### [WRITTEN REQUEST]
Find all lines in the records that include the word "title", and copy them out.

### [DATASET EXTRACT]
::::
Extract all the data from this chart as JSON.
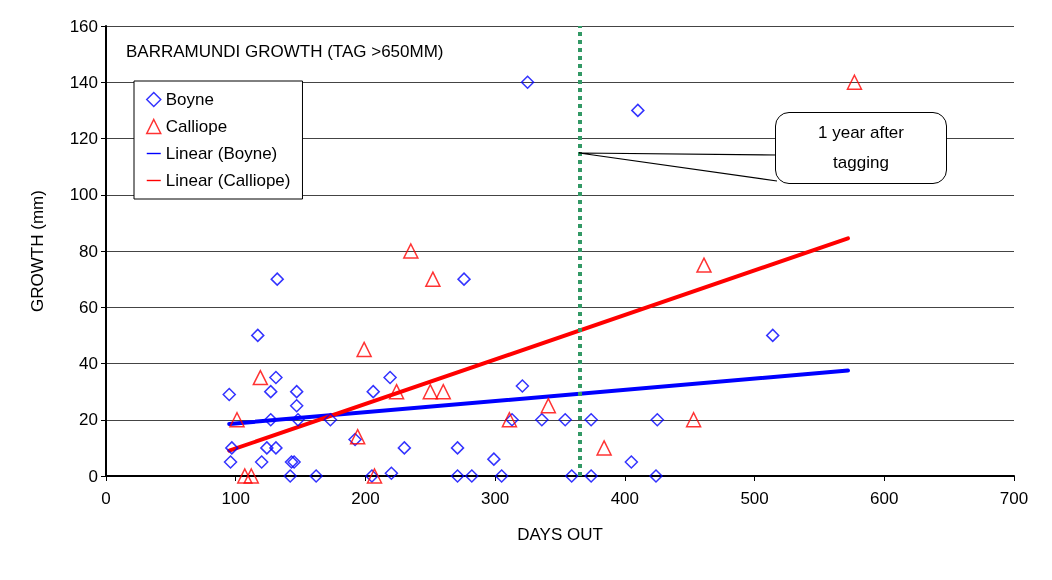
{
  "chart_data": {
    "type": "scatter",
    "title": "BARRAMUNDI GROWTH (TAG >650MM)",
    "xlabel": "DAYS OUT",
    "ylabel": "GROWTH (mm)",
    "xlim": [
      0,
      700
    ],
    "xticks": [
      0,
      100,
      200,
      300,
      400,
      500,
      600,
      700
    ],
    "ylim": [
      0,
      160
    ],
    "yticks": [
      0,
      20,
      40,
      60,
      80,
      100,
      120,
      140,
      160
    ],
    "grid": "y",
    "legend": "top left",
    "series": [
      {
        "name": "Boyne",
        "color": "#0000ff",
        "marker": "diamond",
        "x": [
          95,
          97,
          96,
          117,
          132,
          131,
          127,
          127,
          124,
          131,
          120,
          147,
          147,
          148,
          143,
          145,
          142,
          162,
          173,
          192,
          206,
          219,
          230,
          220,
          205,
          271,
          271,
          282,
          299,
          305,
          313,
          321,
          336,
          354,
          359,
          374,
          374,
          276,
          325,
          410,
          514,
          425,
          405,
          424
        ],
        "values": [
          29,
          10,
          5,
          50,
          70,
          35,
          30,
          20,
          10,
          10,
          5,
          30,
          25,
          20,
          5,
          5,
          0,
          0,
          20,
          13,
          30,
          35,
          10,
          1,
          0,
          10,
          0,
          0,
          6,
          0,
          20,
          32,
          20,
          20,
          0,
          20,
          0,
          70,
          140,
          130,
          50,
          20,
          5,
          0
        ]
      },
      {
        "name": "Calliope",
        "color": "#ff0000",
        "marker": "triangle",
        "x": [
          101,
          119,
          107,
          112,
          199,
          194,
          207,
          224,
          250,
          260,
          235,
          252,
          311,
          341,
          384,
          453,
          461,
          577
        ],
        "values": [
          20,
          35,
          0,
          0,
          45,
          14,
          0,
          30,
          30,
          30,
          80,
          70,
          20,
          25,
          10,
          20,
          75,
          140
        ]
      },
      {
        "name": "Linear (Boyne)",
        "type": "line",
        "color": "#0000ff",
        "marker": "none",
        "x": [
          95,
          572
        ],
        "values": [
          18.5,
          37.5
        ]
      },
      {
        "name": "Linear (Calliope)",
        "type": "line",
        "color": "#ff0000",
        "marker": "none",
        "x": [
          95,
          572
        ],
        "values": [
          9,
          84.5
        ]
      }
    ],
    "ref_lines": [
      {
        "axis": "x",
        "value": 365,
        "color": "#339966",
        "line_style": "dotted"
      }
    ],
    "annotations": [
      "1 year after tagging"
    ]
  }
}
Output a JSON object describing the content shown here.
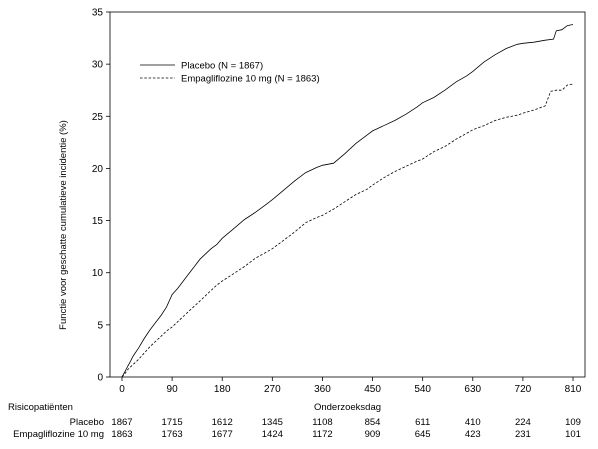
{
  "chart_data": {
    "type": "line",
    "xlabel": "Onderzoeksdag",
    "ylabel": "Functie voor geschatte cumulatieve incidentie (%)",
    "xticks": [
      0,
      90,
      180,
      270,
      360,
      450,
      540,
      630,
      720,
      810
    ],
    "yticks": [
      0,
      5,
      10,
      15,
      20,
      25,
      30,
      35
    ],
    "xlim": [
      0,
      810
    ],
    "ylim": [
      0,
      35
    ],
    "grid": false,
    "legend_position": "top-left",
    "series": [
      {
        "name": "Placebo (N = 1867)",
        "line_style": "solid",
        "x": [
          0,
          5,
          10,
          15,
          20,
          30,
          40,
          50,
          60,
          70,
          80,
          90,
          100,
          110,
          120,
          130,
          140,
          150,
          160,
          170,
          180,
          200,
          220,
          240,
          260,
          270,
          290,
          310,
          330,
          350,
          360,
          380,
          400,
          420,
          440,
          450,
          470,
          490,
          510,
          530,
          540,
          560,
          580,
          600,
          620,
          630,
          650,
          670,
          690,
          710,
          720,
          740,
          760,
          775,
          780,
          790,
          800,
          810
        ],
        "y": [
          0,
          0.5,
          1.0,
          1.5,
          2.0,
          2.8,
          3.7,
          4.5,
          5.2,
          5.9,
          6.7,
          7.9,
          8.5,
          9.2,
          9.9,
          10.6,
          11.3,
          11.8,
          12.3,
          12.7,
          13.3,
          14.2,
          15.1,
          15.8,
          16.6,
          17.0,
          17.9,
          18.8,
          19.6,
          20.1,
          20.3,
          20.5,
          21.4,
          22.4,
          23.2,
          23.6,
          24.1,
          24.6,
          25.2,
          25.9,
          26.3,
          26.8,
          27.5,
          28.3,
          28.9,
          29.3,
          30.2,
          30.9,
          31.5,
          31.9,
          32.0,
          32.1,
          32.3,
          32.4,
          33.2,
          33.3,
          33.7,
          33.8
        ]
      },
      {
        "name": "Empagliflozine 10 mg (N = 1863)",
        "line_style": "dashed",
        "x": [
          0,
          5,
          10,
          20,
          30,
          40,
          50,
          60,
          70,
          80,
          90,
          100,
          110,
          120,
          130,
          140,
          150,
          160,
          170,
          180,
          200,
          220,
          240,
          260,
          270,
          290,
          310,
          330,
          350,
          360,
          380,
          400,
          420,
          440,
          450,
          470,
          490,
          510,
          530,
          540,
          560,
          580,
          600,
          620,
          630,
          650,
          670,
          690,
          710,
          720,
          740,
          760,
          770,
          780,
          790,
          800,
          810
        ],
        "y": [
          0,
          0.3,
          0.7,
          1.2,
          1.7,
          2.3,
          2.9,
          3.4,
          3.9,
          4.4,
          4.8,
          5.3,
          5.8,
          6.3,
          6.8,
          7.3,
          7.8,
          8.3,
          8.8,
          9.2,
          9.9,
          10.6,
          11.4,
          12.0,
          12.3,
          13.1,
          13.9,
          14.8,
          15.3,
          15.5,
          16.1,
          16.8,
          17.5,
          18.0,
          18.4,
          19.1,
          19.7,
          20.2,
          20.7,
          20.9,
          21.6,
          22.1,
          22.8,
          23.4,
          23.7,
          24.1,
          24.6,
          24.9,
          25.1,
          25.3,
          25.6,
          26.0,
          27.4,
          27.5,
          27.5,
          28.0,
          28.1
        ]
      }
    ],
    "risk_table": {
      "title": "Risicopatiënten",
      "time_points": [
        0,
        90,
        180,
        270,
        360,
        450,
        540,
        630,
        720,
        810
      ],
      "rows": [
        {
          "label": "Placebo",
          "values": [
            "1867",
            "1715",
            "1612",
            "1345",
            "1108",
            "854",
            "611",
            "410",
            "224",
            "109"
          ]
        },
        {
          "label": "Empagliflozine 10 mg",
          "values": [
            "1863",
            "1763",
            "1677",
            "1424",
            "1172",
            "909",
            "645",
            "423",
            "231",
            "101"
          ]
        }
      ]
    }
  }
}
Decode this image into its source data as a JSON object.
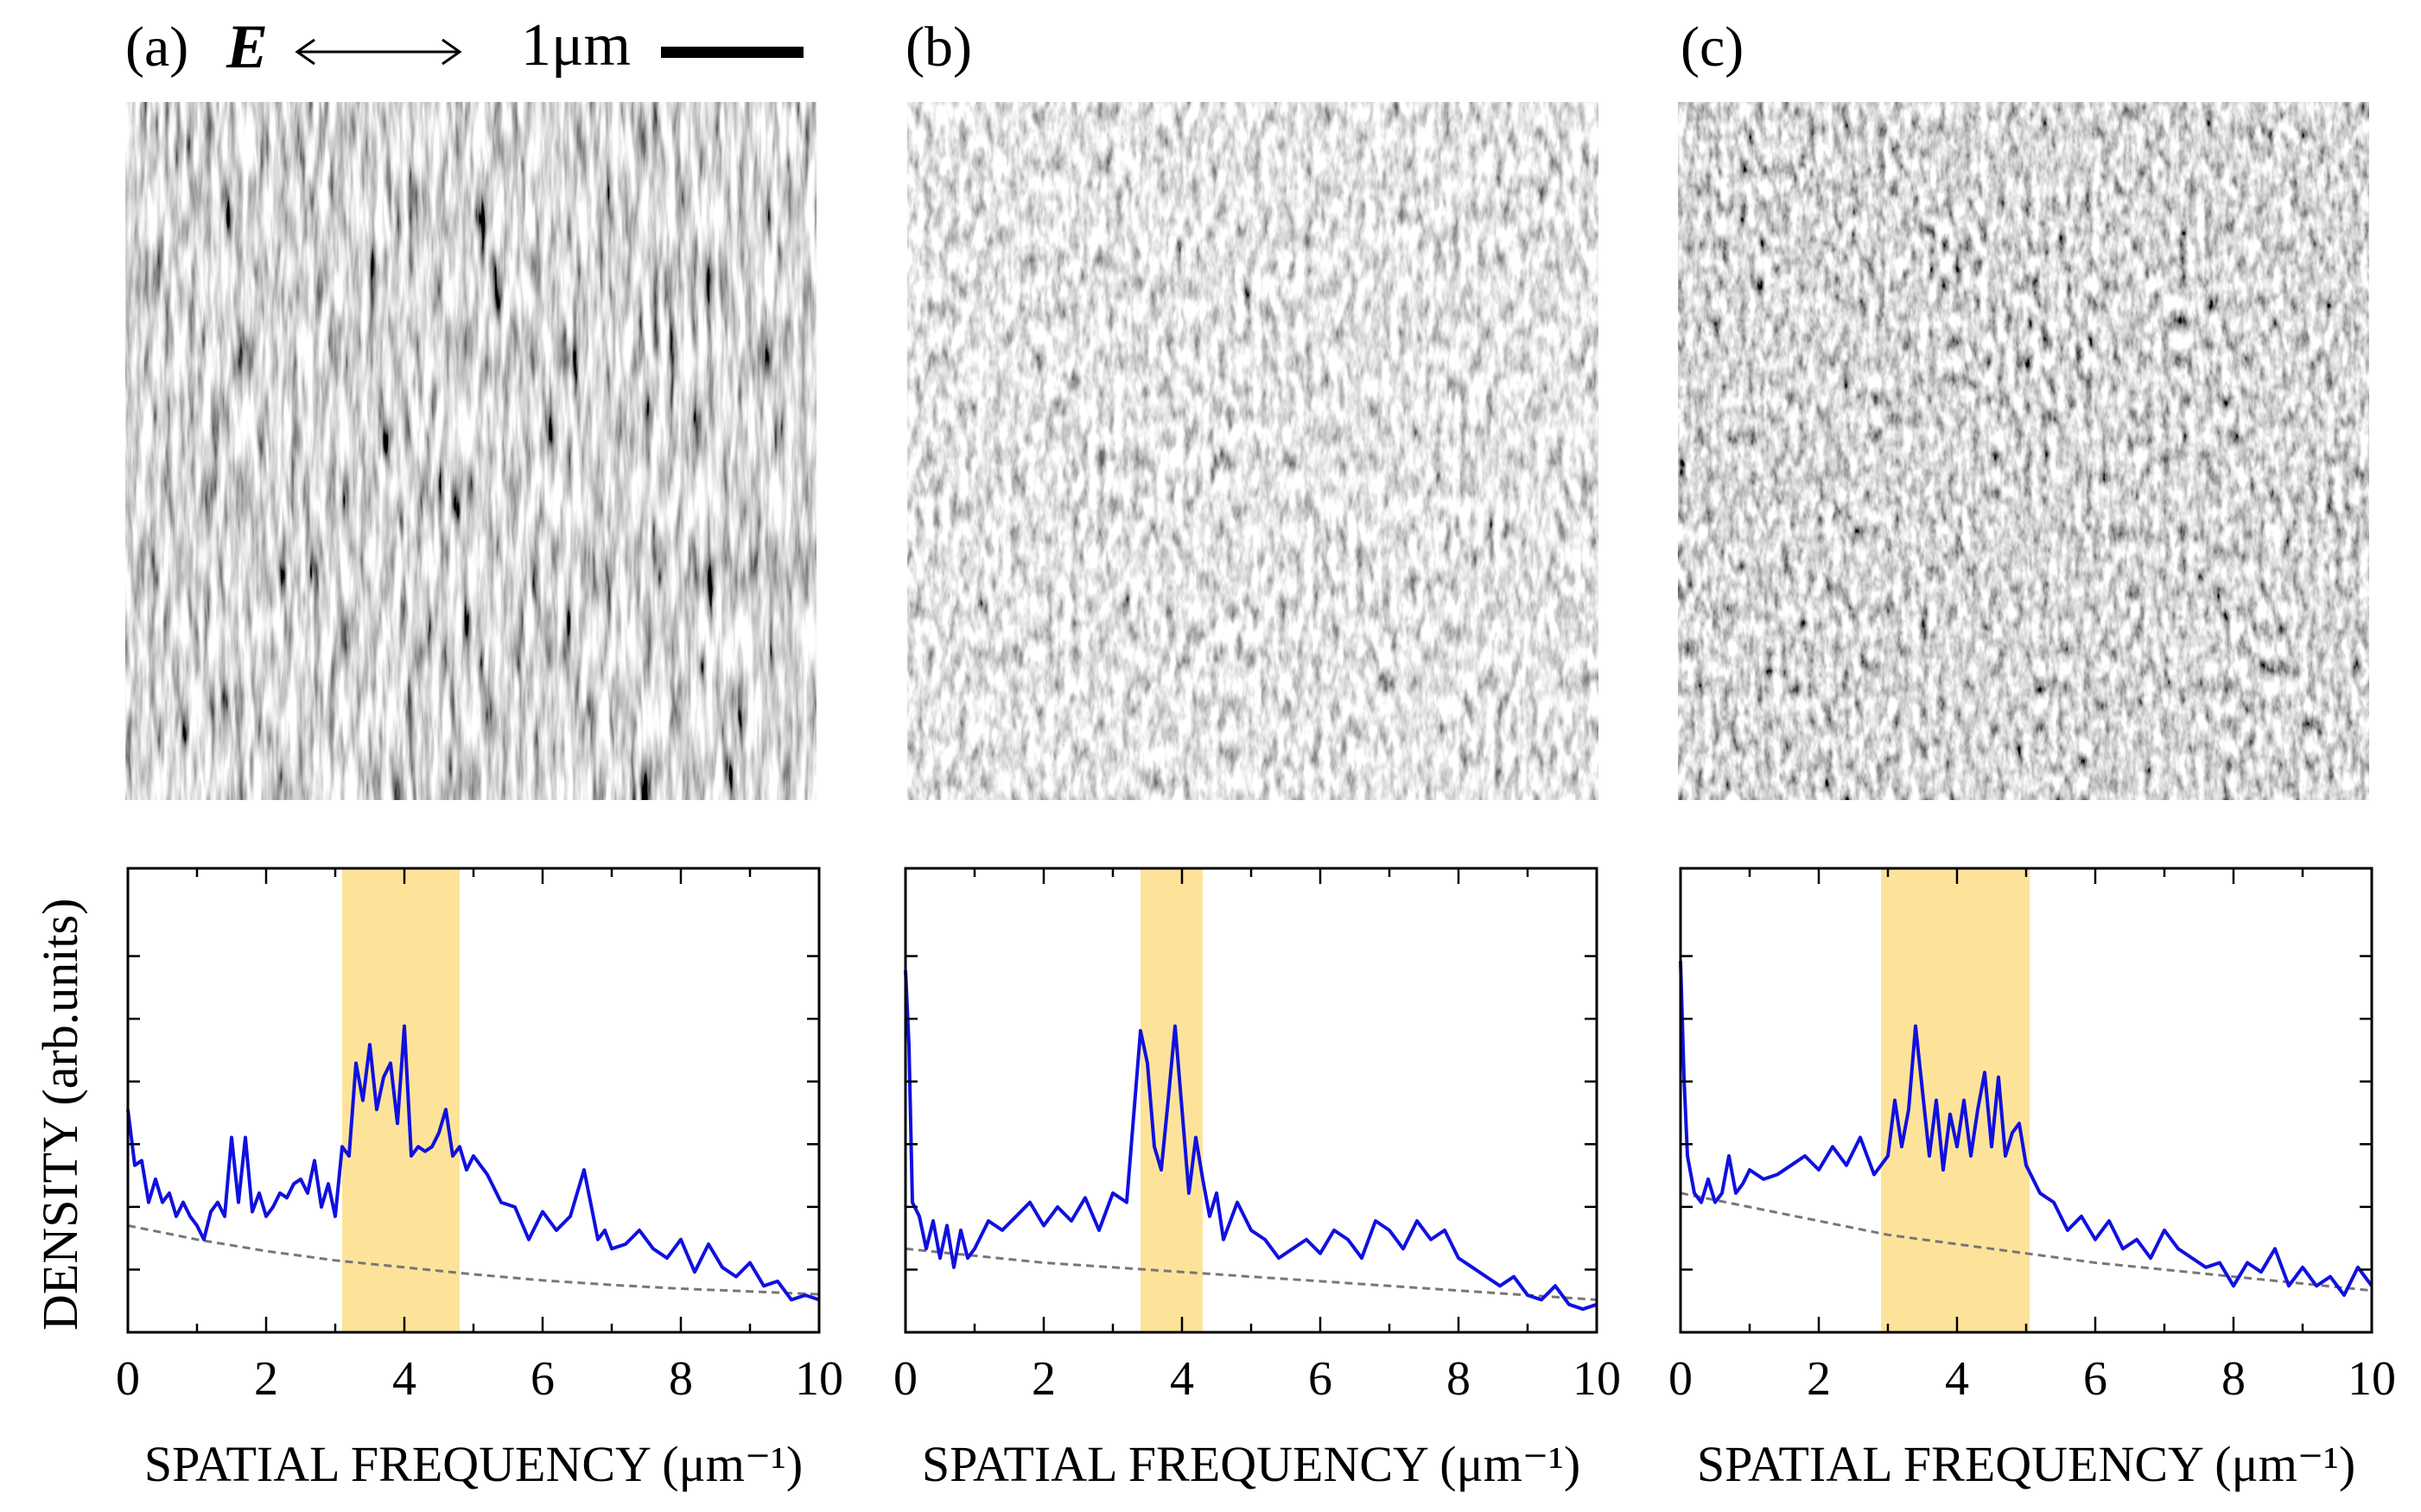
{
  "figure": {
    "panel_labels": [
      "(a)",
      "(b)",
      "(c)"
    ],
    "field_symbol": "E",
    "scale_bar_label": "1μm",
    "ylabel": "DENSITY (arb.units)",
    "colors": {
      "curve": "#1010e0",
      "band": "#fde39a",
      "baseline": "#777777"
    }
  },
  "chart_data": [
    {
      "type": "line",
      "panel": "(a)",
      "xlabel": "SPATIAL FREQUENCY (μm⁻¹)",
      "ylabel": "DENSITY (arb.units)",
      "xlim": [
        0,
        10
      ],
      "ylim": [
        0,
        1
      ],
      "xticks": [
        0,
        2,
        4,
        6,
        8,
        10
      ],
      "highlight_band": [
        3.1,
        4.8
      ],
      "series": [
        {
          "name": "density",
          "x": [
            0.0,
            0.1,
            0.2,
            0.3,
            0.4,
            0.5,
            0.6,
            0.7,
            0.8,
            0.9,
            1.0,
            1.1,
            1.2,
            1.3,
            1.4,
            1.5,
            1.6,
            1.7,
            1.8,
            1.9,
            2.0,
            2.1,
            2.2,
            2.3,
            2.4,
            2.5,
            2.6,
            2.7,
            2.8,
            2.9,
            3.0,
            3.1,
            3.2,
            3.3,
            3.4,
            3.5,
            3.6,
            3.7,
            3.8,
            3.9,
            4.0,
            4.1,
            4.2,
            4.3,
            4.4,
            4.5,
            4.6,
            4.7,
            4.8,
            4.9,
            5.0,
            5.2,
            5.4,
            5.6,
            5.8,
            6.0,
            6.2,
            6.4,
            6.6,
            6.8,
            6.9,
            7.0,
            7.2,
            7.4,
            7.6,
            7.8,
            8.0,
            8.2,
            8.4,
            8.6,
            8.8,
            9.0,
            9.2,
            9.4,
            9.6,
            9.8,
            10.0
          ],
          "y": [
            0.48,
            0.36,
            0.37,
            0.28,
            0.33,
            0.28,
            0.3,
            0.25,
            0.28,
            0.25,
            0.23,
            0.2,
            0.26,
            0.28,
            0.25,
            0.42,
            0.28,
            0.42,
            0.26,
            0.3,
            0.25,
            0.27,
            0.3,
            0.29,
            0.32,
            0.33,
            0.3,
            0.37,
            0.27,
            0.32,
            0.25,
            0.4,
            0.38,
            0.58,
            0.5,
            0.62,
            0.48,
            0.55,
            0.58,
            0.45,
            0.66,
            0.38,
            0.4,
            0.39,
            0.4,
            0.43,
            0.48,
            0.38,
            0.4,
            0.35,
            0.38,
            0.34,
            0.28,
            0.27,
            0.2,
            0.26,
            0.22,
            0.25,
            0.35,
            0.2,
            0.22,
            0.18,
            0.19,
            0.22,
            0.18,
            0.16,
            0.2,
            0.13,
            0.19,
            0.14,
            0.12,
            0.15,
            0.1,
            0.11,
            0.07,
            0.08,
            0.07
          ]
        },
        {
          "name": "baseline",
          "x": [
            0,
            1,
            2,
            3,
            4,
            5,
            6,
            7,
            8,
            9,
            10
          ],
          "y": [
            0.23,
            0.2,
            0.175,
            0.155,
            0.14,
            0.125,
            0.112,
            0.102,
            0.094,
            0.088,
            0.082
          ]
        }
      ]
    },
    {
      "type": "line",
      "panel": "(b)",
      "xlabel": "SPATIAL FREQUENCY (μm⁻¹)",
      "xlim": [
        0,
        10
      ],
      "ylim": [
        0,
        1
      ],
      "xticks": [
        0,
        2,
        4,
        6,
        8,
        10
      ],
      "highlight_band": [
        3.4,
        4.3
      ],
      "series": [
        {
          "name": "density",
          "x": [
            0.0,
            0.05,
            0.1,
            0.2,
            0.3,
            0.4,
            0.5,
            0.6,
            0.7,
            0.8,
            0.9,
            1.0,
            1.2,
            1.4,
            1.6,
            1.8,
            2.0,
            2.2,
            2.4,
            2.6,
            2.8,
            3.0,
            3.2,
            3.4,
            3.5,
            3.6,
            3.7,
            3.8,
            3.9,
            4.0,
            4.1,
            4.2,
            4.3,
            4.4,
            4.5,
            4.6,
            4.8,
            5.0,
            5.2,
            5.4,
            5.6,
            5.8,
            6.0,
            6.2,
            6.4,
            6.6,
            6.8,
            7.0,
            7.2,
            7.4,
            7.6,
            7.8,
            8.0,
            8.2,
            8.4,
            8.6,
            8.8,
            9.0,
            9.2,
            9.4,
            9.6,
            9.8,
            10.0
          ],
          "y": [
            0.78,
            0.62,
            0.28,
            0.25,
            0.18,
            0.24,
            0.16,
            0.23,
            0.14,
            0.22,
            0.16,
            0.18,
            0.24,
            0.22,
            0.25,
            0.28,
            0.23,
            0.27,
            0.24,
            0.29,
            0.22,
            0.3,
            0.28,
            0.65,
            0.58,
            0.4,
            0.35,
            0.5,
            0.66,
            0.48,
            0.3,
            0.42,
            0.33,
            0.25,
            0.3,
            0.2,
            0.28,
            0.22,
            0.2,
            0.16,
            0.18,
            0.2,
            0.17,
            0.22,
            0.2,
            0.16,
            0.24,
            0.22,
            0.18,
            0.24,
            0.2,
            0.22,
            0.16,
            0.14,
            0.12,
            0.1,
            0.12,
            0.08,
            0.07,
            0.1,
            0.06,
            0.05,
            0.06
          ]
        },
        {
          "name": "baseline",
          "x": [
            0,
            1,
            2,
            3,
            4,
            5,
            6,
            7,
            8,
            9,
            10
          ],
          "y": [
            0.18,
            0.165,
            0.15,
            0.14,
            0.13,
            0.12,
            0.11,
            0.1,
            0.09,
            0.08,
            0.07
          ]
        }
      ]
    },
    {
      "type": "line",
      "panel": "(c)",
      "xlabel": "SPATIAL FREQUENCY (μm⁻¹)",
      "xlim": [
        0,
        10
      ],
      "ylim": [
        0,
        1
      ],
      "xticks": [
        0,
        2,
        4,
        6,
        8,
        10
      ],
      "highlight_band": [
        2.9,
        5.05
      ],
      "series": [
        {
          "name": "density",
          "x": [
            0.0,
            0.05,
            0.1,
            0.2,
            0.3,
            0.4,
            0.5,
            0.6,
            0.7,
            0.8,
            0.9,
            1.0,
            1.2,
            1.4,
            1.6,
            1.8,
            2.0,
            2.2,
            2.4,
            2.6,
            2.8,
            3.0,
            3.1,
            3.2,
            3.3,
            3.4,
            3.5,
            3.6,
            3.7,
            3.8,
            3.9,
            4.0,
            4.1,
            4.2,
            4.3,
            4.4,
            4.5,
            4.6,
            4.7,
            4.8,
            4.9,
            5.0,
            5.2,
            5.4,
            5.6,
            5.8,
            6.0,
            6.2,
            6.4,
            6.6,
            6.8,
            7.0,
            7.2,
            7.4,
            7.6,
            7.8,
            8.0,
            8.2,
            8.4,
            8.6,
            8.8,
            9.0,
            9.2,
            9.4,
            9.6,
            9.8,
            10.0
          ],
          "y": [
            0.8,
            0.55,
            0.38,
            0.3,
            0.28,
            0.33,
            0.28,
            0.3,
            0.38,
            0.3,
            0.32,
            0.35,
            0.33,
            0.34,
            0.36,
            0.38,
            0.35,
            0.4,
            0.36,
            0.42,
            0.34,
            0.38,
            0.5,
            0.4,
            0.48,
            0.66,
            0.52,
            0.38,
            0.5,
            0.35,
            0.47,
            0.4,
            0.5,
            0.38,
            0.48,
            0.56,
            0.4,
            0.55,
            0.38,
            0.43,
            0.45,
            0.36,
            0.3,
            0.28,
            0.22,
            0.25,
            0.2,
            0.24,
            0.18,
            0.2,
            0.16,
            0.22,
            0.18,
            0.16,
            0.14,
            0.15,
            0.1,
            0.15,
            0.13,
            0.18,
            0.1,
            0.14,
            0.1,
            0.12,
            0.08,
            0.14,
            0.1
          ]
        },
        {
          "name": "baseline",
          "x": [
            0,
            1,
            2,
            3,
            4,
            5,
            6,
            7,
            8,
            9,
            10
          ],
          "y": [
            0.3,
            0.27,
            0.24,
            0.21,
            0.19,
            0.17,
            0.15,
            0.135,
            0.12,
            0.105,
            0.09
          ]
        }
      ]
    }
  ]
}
::::
### [WRITTEN ANSWER]
    "title": "BARRAMUNDI GROWTH (TAG >650MM)",
      "title": "Risicopatiënten",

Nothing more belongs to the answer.